Saved data entries:
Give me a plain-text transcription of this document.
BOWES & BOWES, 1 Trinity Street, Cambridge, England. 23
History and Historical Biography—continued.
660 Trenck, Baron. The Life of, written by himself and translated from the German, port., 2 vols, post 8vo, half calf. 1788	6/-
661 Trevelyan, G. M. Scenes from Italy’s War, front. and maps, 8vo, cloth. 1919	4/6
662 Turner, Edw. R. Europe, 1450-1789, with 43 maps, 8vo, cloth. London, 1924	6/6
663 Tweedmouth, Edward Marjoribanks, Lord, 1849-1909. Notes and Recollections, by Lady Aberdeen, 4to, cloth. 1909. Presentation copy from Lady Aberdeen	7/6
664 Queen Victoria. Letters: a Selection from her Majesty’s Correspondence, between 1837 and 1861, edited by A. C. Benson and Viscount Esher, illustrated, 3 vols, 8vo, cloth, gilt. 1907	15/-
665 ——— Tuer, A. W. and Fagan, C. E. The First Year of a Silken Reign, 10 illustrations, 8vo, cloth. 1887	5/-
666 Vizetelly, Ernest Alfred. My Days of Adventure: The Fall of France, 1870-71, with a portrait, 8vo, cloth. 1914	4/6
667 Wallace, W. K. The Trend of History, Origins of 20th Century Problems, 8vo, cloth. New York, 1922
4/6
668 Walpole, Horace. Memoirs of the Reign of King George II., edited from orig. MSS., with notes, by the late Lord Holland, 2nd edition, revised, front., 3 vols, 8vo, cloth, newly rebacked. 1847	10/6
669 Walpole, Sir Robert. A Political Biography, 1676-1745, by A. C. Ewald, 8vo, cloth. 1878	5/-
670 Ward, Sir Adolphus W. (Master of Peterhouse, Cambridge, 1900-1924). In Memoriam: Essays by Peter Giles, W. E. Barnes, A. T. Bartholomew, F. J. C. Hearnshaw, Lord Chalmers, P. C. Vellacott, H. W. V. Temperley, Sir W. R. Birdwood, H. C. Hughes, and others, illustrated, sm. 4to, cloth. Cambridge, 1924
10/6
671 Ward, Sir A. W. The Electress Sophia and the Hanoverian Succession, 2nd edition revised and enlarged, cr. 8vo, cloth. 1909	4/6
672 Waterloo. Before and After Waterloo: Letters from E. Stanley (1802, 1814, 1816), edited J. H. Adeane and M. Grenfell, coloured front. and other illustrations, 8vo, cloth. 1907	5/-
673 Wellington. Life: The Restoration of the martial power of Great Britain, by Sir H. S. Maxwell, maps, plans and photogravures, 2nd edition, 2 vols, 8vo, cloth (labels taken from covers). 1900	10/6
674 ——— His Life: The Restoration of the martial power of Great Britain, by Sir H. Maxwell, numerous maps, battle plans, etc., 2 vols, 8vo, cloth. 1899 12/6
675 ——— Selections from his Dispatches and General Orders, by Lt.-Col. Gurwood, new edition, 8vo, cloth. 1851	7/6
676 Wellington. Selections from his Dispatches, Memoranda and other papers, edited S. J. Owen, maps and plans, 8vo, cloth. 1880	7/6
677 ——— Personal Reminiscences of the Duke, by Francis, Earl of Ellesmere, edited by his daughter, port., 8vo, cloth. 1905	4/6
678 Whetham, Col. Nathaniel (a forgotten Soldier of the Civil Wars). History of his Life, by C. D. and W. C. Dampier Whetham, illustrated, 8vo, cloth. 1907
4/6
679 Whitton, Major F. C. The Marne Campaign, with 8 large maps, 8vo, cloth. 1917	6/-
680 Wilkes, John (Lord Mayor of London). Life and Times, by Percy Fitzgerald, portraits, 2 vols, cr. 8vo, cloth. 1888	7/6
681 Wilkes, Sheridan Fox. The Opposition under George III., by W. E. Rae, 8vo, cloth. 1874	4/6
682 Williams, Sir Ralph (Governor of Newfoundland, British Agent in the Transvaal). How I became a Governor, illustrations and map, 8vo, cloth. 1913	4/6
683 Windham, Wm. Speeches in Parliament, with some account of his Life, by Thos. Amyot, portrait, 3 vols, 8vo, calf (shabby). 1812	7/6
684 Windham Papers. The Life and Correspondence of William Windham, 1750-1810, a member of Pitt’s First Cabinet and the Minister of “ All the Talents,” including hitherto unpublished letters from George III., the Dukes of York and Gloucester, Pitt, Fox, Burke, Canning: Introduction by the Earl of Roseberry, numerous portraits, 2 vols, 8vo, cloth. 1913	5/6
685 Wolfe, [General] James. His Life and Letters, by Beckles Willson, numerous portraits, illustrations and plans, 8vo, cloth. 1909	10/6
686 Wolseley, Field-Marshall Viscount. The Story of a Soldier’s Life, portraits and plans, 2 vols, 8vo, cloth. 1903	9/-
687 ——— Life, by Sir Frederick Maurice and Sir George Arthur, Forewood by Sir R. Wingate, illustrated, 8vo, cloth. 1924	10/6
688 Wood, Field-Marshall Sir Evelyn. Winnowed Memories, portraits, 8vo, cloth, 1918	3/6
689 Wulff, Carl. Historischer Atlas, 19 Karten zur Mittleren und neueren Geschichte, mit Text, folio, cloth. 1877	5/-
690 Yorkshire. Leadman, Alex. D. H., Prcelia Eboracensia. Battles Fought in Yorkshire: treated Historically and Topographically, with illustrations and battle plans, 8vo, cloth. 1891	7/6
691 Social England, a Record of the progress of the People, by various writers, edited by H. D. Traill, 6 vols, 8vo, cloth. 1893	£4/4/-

Directive: Extract all the material, leaving every line as it is.

Full output:
Give me a plain-text transcription of this document.
BOWES & BOWES, 1 Trinity Street, Cambridge, England. 23
History and Historical Biography—continued.
660 Trenck, Baron. The Life of, written by himself and translated from the German, port., 2 vols, post 8vo, half calf. 1788	6/-
661 Trevelyan, G. M. Scenes from Italy’s War, front. and maps, 8vo, cloth. 1919	4/6
662 Turner, Edw. R. Europe, 1450-1789, with 43 maps, 8vo, cloth. London, 1924	6/6
663 Tweedmouth, Edward Marjoribanks, Lord, 1849-1909. Notes and Recollections, by Lady Aberdeen, 4to, cloth. 1909. Presentation copy from Lady Aberdeen	7/6
664 Queen Victoria. Letters: a Selection from her Majesty’s Correspondence, between 1837 and 1861, edited by A. C. Benson and Viscount Esher, illustrated, 3 vols, 8vo, cloth, gilt. 1907	15/-
665 ——— Tuer, A. W. and Fagan, C. E. The First Year of a Silken Reign, 10 illustrations, 8vo, cloth. 1887	5/-
666 Vizetelly, Ernest Alfred. My Days of Adventure: The Fall of France, 1870-71, with a portrait, 8vo, cloth. 1914	4/6
667 Wallace, W. K. The Trend of History, Origins of 20th Century Problems, 8vo, cloth. New York, 1922
4/6
668 Walpole, Horace. Memoirs of the Reign of King George II., edited from orig. MSS., with notes, by the late Lord Holland, 2nd edition, revised, front., 3 vols, 8vo, cloth, newly rebacked. 1847	10/6
669 Walpole, Sir Robert. A Political Biography, 1676-1745, by A. C. Ewald, 8vo, cloth. 1878	5/-
670 Ward, Sir Adolphus W. (Master of Peterhouse, Cambridge, 1900-1924). In Memoriam: Essays by Peter Giles, W. E. Barnes, A. T. Bartholomew, F. J. C. Hearnshaw, Lord Chalmers, P. C. Vellacott, H. W. V. Temperley, Sir W. R. Birdwood, H. C. Hughes, and others, illustrated, sm. 4to, cloth. Cambridge, 1924
10/6
671 Ward, Sir A. W. The Electress Sophia and the Hanoverian Succession, 2nd edition revised and enlarged, cr. 8vo, cloth. 1909	4/6
672 Waterloo. Before and After Waterloo: Letters from E. Stanley (1802, 1814, 1816), edited J. H. Adeane and M. Grenfell, coloured front. and other illustrations, 8vo, cloth. 1907	5/-
673 Wellington. Life: The Restoration of the martial power of Great Britain, by Sir H. S. Maxwell, maps, plans and photogravures, 2nd edition, 2 vols, 8vo, cloth (labels taken from covers). 1900	10/6
674 ——— His Life: The Restoration of the martial power of Great Britain, by Sir H. Maxwell, numerous maps, battle plans, etc., 2 vols, 8vo, cloth. 1899 12/6
675 ——— Selections from his Dispatches and General Orders, by Lt.-Col. Gurwood, new edition, 8vo, cloth. 1851	7/6
676 Wellington. Selections from his Dispatches, Memoranda and other papers, edited S. J. Owen, maps and plans, 8vo, cloth. 1880	7/6
677 ——— Personal Reminiscences of the Duke, by Francis, Earl of Ellesmere, edited by his daughter, port., 8vo, cloth. 1905	4/6
678 Whetham, Col. Nathaniel (a forgotten Soldier of the Civil Wars). History of his Life, by C. D. and W. C. Dampier Whetham, illustrated, 8vo, cloth. 1907
4/6
679 Whitton, Major F. C. The Marne Campaign, with 8 large maps, 8vo, cloth. 1917	6/-
680 Wilkes, John (Lord Mayor of London). Life and Times, by Percy Fitzgerald, portraits, 2 vols, cr. 8vo, cloth. 1888	7/6
681 Wilkes, Sheridan Fox. The Opposition under George III., by W. E. Rae, 8vo, cloth. 1874	4/6
682 Williams, Sir Ralph (Governor of Newfoundland, British Agent in the Transvaal). How I became a Governor, illustrations and map, 8vo, cloth. 1913	4/6
683 Windham, Wm. Speeches in Parliament, with some account of his Life, by Thos. Amyot, portrait, 3 vols, 8vo, calf (shabby). 1812	7/6
684 Windham Papers. The Life and Correspondence of William Windham, 1750-1810, a member of Pitt’s First Cabinet and the Minister of “ All the Talents,” including hitherto unpublished letters from George III., the Dukes of York and Gloucester, Pitt, Fox, Burke, Canning: Introduction by the Earl of Roseberry, numerous portraits, 2 vols, 8vo, cloth. 1913	5/6
685 Wolfe, [General] James. His Life and Letters, by Beckles Willson, numerous portraits, illustrations and plans, 8vo, cloth. 1909	10/6
686 Wolseley, Field-Marshall Viscount. The Story of a Soldier’s Life, portraits and plans, 2 vols, 8vo, cloth. 1903	9/-
687 ——— Life, by Sir Frederick Maurice and Sir George Arthur, Forewood by Sir R. Wingate, illustrated, 8vo, cloth. 1924	10/6
688 Wood, Field-Marshall Sir Evelyn. Winnowed Memories, portraits, 8vo, cloth, 1918	3/6
689 Wulff, Carl. Historischer Atlas, 19 Karten zur Mittleren und neueren Geschichte, mit Text, folio, cloth. 1877	5/-
690 Yorkshire. Leadman, Alex. D. H., Prcelia Eboracensia. Battles Fought in Yorkshire: treated Historically and Topographically, with illustrations and battle plans, 8vo, cloth. 1891	7/6
691 Social England, a Record of the progress of the People, by various writers, edited by H. D. Traill, 6 vols, 8vo, cloth. 1893	£4/4/-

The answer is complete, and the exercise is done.